%%

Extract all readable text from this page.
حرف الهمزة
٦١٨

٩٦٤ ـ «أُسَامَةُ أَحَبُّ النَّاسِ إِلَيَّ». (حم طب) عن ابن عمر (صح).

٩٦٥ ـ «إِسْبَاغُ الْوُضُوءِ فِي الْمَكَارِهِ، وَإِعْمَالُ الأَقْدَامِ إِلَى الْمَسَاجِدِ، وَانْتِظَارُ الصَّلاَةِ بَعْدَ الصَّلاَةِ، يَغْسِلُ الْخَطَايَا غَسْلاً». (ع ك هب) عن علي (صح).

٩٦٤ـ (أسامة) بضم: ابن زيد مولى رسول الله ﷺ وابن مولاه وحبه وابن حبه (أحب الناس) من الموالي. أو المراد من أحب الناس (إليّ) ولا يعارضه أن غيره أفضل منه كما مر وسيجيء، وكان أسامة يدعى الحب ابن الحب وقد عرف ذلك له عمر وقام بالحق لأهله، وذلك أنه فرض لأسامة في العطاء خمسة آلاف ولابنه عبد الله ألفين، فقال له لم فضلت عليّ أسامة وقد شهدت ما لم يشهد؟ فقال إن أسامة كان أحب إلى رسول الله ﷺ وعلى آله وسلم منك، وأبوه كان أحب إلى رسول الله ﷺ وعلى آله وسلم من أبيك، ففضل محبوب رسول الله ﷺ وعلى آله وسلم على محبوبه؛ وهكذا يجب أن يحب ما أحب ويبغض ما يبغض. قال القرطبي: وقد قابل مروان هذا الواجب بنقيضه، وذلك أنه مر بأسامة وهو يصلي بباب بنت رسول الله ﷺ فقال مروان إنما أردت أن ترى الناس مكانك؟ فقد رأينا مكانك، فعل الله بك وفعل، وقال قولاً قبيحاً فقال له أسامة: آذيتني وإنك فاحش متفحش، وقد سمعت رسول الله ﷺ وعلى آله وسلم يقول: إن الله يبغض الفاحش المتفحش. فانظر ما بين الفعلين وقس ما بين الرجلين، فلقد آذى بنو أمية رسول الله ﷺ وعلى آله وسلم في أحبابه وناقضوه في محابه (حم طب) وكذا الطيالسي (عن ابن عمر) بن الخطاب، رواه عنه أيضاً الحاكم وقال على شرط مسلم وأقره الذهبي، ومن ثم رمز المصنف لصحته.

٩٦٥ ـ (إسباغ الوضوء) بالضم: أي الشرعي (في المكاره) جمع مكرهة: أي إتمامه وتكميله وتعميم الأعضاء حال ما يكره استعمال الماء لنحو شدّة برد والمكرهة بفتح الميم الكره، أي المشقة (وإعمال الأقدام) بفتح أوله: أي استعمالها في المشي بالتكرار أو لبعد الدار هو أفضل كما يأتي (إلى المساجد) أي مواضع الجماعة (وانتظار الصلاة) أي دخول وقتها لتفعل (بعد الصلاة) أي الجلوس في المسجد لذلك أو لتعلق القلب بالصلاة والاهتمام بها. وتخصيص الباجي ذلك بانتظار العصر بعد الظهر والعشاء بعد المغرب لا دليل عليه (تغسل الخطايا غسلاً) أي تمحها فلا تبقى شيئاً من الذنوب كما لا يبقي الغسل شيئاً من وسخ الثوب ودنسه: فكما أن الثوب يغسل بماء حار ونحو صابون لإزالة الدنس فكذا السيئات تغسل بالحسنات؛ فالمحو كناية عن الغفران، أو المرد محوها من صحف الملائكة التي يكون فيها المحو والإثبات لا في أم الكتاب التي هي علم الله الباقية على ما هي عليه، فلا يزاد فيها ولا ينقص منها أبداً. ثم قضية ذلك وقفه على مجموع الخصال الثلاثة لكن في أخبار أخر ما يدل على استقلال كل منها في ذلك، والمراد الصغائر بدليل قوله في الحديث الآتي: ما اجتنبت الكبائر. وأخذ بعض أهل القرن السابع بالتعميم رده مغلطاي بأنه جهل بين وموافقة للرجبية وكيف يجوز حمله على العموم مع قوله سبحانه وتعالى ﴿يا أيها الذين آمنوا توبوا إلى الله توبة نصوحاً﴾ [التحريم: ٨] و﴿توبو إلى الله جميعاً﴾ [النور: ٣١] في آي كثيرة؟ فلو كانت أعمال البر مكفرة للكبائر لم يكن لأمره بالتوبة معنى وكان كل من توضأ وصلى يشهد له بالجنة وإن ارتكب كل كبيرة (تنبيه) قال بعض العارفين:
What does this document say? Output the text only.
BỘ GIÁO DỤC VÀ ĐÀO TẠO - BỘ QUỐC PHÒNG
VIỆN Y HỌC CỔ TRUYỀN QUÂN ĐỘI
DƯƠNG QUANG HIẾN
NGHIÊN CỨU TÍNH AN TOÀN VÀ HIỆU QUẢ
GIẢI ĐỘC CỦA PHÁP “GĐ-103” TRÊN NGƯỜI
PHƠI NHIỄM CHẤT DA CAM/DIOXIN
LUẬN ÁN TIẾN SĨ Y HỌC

%%

### DIRECTIONS
Each record above should be returned exactly as it appears.

### FULL SOLUTION
Extract all readable text from this page.
حرف الهمزة
٦١٨

٩٦٤ ـ «أُسَامَةُ أَحَبُّ النَّاسِ إِلَيَّ». (حم طب) عن ابن عمر (صح).

٩٦٥ ـ «إِسْبَاغُ الْوُضُوءِ فِي الْمَكَارِهِ، وَإِعْمَالُ الأَقْدَامِ إِلَى الْمَسَاجِدِ، وَانْتِظَارُ الصَّلاَةِ بَعْدَ الصَّلاَةِ، يَغْسِلُ الْخَطَايَا غَسْلاً». (ع ك هب) عن علي (صح).

٩٦٤ـ (أسامة) بضم: ابن زيد مولى رسول الله ﷺ وابن مولاه وحبه وابن حبه (أحب الناس) من الموالي. أو المراد من أحب الناس (إليّ) ولا يعارضه أن غيره أفضل منه كما مر وسيجيء، وكان أسامة يدعى الحب ابن الحب وقد عرف ذلك له عمر وقام بالحق لأهله، وذلك أنه فرض لأسامة في العطاء خمسة آلاف ولابنه عبد الله ألفين، فقال له لم فضلت عليّ أسامة وقد شهدت ما لم يشهد؟ فقال إن أسامة كان أحب إلى رسول الله ﷺ وعلى آله وسلم منك، وأبوه كان أحب إلى رسول الله ﷺ وعلى آله وسلم من أبيك، ففضل محبوب رسول الله ﷺ وعلى آله وسلم على محبوبه؛ وهكذا يجب أن يحب ما أحب ويبغض ما يبغض. قال القرطبي: وقد قابل مروان هذا الواجب بنقيضه، وذلك أنه مر بأسامة وهو يصلي بباب بنت رسول الله ﷺ فقال مروان إنما أردت أن ترى الناس مكانك؟ فقد رأينا مكانك، فعل الله بك وفعل، وقال قولاً قبيحاً فقال له أسامة: آذيتني وإنك فاحش متفحش، وقد سمعت رسول الله ﷺ وعلى آله وسلم يقول: إن الله يبغض الفاحش المتفحش. فانظر ما بين الفعلين وقس ما بين الرجلين، فلقد آذى بنو أمية رسول الله ﷺ وعلى آله وسلم في أحبابه وناقضوه في محابه (حم طب) وكذا الطيالسي (عن ابن عمر) بن الخطاب، رواه عنه أيضاً الحاكم وقال على شرط مسلم وأقره الذهبي، ومن ثم رمز المصنف لصحته.

٩٦٥ ـ (إسباغ الوضوء) بالضم: أي الشرعي (في المكاره) جمع مكرهة: أي إتمامه وتكميله وتعميم الأعضاء حال ما يكره استعمال الماء لنحو شدّة برد والمكرهة بفتح الميم الكره، أي المشقة (وإعمال الأقدام) بفتح أوله: أي استعمالها في المشي بالتكرار أو لبعد الدار هو أفضل كما يأتي (إلى المساجد) أي مواضع الجماعة (وانتظار الصلاة) أي دخول وقتها لتفعل (بعد الصلاة) أي الجلوس في المسجد لذلك أو لتعلق القلب بالصلاة والاهتمام بها. وتخصيص الباجي ذلك بانتظار العصر بعد الظهر والعشاء بعد المغرب لا دليل عليه (تغسل الخطايا غسلاً) أي تمحها فلا تبقى شيئاً من الذنوب كما لا يبقي الغسل شيئاً من وسخ الثوب ودنسه: فكما أن الثوب يغسل بماء حار ونحو صابون لإزالة الدنس فكذا السيئات تغسل بالحسنات؛ فالمحو كناية عن الغفران، أو المرد محوها من صحف الملائكة التي يكون فيها المحو والإثبات لا في أم الكتاب التي هي علم الله الباقية على ما هي عليه، فلا يزاد فيها ولا ينقص منها أبداً. ثم قضية ذلك وقفه على مجموع الخصال الثلاثة لكن في أخبار أخر ما يدل على استقلال كل منها في ذلك، والمراد الصغائر بدليل قوله في الحديث الآتي: ما اجتنبت الكبائر. وأخذ بعض أهل القرن السابع بالتعميم رده مغلطاي بأنه جهل بين وموافقة للرجبية وكيف يجوز حمله على العموم مع قوله سبحانه وتعالى ﴿يا أيها الذين آمنوا توبوا إلى الله توبة نصوحاً﴾ [التحريم: ٨] و﴿توبو إلى الله جميعاً﴾ [النور: ٣١] في آي كثيرة؟ فلو كانت أعمال البر مكفرة للكبائر لم يكن لأمره بالتوبة معنى وكان كل من توضأ وصلى يشهد له بالجنة وإن ارتكب كل كبيرة (تنبيه) قال بعض العارفين:
What does this document say? Output the text only.
BỘ GIÁO DỤC VÀ ĐÀO TẠO - BỘ QUỐC PHÒNG
VIỆN Y HỌC CỔ TRUYỀN QUÂN ĐỘI
DƯƠNG QUANG HIẾN
NGHIÊN CỨU TÍNH AN TOÀN VÀ HIỆU QUẢ
GIẢI ĐỘC CỦA PHÁP “GĐ-103” TRÊN NGƯỜI
PHƠI NHIỄM CHẤT DA CAM/DIOXIN
LUẬN ÁN TIẾN SĨ Y HỌC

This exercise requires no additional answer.